» DATA ENTRIES
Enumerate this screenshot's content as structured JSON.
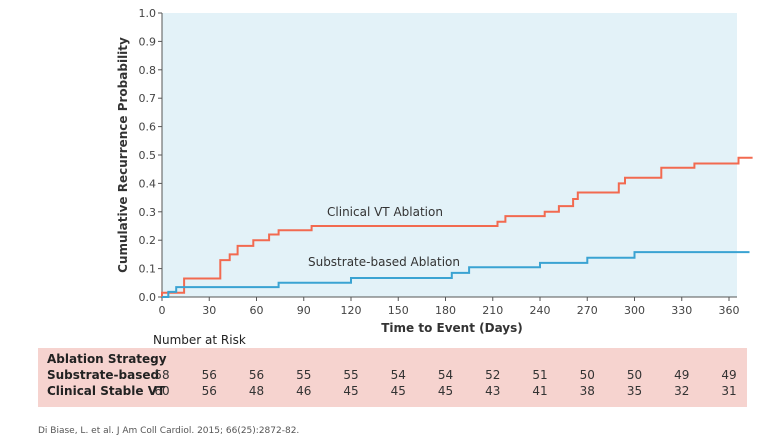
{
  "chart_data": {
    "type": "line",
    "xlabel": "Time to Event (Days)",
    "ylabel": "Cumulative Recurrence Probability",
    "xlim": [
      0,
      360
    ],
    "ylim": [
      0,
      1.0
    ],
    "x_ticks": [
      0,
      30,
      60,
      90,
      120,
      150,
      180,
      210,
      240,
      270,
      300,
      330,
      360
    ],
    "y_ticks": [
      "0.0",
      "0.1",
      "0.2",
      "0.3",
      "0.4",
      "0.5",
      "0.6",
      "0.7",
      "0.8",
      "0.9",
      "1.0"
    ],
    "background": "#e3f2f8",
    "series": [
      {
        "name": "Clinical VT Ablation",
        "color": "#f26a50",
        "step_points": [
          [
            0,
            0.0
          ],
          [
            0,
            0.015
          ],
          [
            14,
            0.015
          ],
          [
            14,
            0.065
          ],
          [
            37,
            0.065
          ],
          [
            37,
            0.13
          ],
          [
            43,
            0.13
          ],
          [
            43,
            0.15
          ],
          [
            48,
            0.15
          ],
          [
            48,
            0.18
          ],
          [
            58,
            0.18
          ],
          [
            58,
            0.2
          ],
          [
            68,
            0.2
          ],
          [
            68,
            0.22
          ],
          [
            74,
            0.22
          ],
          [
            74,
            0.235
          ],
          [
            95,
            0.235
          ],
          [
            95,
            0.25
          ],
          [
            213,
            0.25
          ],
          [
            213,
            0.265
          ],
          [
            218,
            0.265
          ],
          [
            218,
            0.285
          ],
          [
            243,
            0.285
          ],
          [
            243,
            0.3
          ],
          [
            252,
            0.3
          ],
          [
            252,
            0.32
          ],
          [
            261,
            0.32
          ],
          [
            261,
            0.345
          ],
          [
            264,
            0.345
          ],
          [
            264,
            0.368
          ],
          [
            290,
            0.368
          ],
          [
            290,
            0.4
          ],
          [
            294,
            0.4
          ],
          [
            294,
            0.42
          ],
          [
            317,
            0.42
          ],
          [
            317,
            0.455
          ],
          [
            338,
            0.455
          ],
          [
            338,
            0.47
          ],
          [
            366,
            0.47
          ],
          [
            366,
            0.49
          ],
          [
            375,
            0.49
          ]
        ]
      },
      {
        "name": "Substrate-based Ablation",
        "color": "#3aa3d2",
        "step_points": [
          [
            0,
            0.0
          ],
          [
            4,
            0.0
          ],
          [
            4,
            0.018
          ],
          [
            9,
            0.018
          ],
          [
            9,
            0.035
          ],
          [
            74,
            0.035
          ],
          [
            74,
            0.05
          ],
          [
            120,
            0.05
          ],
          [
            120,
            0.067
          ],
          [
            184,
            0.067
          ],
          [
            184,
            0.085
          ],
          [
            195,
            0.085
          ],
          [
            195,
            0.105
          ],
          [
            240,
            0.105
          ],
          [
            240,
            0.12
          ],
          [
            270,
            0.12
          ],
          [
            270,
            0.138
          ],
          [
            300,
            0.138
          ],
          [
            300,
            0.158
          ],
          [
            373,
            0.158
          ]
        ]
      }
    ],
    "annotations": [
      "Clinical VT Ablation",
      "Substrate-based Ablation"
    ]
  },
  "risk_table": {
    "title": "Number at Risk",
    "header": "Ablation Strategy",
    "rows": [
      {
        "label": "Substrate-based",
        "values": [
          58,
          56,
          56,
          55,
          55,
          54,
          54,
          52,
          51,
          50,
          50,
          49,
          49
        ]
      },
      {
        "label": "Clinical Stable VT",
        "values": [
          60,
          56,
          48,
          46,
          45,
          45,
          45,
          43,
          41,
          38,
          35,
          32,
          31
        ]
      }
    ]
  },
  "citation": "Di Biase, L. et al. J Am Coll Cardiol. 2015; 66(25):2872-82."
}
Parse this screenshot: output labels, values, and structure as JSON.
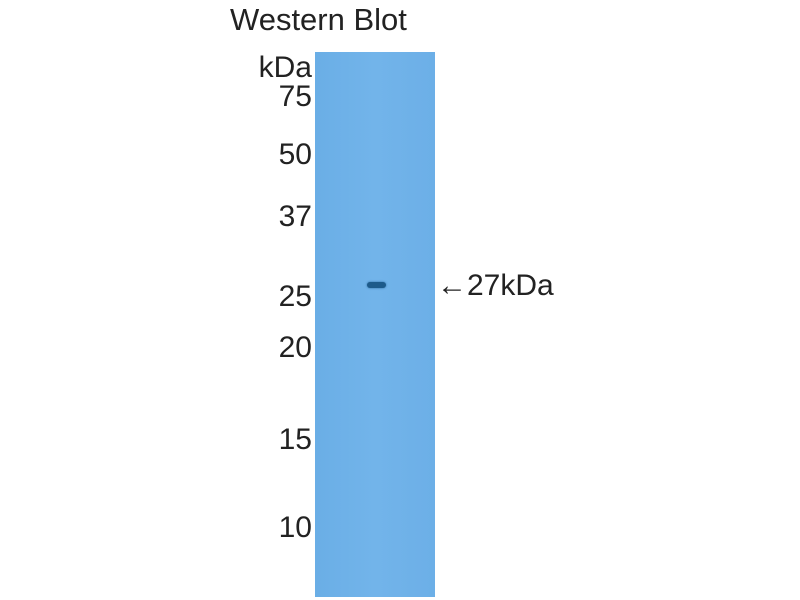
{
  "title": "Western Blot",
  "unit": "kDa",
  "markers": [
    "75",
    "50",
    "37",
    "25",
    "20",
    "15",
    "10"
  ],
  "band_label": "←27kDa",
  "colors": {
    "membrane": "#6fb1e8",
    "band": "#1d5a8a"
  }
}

» INSTRUCTIONS FOR THE TASK
Write the full listing out again with every line unchanged, but include no pictures.

» SOLUTION TO THE EXERCISE
Enumerate this screenshot's content as structured JSON.
{
  "chart_data": {
    "type": "line",
    "xlabel": "Time to Event (Days)",
    "ylabel": "Cumulative Recurrence Probability",
    "xlim": [
      0,
      360
    ],
    "ylim": [
      0,
      1.0
    ],
    "x_ticks": [
      0,
      30,
      60,
      90,
      120,
      150,
      180,
      210,
      240,
      270,
      300,
      330,
      360
    ],
    "y_ticks": [
      "0.0",
      "0.1",
      "0.2",
      "0.3",
      "0.4",
      "0.5",
      "0.6",
      "0.7",
      "0.8",
      "0.9",
      "1.0"
    ],
    "background": "#e3f2f8",
    "series": [
      {
        "name": "Clinical VT Ablation",
        "color": "#f26a50",
        "step_points": [
          [
            0,
            0.0
          ],
          [
            0,
            0.015
          ],
          [
            14,
            0.015
          ],
          [
            14,
            0.065
          ],
          [
            37,
            0.065
          ],
          [
            37,
            0.13
          ],
          [
            43,
            0.13
          ],
          [
            43,
            0.15
          ],
          [
            48,
            0.15
          ],
          [
            48,
            0.18
          ],
          [
            58,
            0.18
          ],
          [
            58,
            0.2
          ],
          [
            68,
            0.2
          ],
          [
            68,
            0.22
          ],
          [
            74,
            0.22
          ],
          [
            74,
            0.235
          ],
          [
            95,
            0.235
          ],
          [
            95,
            0.25
          ],
          [
            213,
            0.25
          ],
          [
            213,
            0.265
          ],
          [
            218,
            0.265
          ],
          [
            218,
            0.285
          ],
          [
            243,
            0.285
          ],
          [
            243,
            0.3
          ],
          [
            252,
            0.3
          ],
          [
            252,
            0.32
          ],
          [
            261,
            0.32
          ],
          [
            261,
            0.345
          ],
          [
            264,
            0.345
          ],
          [
            264,
            0.368
          ],
          [
            290,
            0.368
          ],
          [
            290,
            0.4
          ],
          [
            294,
            0.4
          ],
          [
            294,
            0.42
          ],
          [
            317,
            0.42
          ],
          [
            317,
            0.455
          ],
          [
            338,
            0.455
          ],
          [
            338,
            0.47
          ],
          [
            366,
            0.47
          ],
          [
            366,
            0.49
          ],
          [
            375,
            0.49
          ]
        ]
      },
      {
        "name": "Substrate-based Ablation",
        "color": "#3aa3d2",
        "step_points": [
          [
            0,
            0.0
          ],
          [
            4,
            0.0
          ],
          [
            4,
            0.018
          ],
          [
            9,
            0.018
          ],
          [
            9,
            0.035
          ],
          [
            74,
            0.035
          ],
          [
            74,
            0.05
          ],
          [
            120,
            0.05
          ],
          [
            120,
            0.067
          ],
          [
            184,
            0.067
          ],
          [
            184,
            0.085
          ],
          [
            195,
            0.085
          ],
          [
            195,
            0.105
          ],
          [
            240,
            0.105
          ],
          [
            240,
            0.12
          ],
          [
            270,
            0.12
          ],
          [
            270,
            0.138
          ],
          [
            300,
            0.138
          ],
          [
            300,
            0.158
          ],
          [
            373,
            0.158
          ]
        ]
      }
    ],
    "annotations": [
      "Clinical VT Ablation",
      "Substrate-based Ablation"
    ]
  },
  "risk_table": {
    "title": "Number at Risk",
    "header": "Ablation Strategy",
    "rows": [
      {
        "label": "Substrate-based",
        "values": [
          58,
          56,
          56,
          55,
          55,
          54,
          54,
          52,
          51,
          50,
          50,
          49,
          49
        ]
      },
      {
        "label": "Clinical Stable VT",
        "values": [
          60,
          56,
          48,
          46,
          45,
          45,
          45,
          43,
          41,
          38,
          35,
          32,
          31
        ]
      }
    ]
  },
  "citation": "Di Biase, L. et al. J Am Coll Cardiol. 2015; 66(25):2872-82."
}
Parse this screenshot: output labels, values, and structure as JSON.
{
  "title": "Western Blot",
  "unit": "kDa",
  "markers": [
    "75",
    "50",
    "37",
    "25",
    "20",
    "15",
    "10"
  ],
  "band_label": "←27kDa",
  "colors": {
    "membrane": "#6fb1e8",
    "band": "#1d5a8a"
  }
}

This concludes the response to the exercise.